=== Information shown ===
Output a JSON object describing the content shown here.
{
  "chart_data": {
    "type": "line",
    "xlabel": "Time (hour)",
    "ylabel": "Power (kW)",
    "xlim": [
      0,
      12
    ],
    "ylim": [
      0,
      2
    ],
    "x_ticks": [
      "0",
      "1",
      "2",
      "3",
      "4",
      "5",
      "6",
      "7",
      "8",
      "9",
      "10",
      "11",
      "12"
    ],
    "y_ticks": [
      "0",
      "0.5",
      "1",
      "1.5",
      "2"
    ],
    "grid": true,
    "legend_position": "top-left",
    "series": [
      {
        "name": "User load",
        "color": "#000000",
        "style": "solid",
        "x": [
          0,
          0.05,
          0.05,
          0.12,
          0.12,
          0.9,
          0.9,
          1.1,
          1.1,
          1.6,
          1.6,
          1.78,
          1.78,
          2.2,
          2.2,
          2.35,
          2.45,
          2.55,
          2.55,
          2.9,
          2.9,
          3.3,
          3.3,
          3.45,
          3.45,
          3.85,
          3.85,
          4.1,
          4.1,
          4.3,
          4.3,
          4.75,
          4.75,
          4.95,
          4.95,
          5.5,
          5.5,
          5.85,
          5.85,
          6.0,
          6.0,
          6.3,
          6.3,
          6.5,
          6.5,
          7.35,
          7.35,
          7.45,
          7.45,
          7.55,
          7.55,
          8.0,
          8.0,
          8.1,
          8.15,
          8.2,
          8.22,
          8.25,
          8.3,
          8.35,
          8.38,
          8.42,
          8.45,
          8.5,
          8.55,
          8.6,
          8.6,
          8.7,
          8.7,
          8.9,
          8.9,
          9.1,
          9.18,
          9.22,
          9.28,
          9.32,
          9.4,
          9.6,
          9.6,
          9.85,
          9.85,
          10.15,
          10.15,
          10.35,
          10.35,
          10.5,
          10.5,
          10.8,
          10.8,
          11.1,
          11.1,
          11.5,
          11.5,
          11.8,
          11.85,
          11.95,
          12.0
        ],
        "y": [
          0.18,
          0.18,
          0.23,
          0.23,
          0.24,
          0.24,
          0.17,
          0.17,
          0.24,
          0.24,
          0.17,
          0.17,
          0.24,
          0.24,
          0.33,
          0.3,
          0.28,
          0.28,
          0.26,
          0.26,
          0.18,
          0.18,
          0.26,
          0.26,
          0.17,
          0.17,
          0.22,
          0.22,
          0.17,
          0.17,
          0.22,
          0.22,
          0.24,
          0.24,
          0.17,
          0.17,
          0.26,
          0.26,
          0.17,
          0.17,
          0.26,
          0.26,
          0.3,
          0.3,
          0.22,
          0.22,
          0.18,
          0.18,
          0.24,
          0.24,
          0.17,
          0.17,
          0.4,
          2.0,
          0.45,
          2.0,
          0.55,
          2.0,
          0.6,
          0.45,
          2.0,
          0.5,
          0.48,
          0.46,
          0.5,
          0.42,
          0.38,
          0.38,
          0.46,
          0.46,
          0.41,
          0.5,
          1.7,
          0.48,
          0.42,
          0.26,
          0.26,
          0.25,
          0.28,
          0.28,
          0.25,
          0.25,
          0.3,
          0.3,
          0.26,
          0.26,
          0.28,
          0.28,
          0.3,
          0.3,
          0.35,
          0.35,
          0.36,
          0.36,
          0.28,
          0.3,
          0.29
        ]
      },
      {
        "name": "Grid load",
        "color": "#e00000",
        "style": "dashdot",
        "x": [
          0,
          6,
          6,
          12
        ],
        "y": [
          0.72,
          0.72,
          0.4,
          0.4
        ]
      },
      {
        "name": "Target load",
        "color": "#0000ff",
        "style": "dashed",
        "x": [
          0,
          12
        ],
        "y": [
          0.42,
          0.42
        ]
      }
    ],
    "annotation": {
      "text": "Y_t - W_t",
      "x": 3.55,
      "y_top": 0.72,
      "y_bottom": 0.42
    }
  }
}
===
Stated goal
From the records above, pull out each line that has "color".

Expected output
        "color": "#000000",
        "color": "#e00000",
        "color": "#0000ff",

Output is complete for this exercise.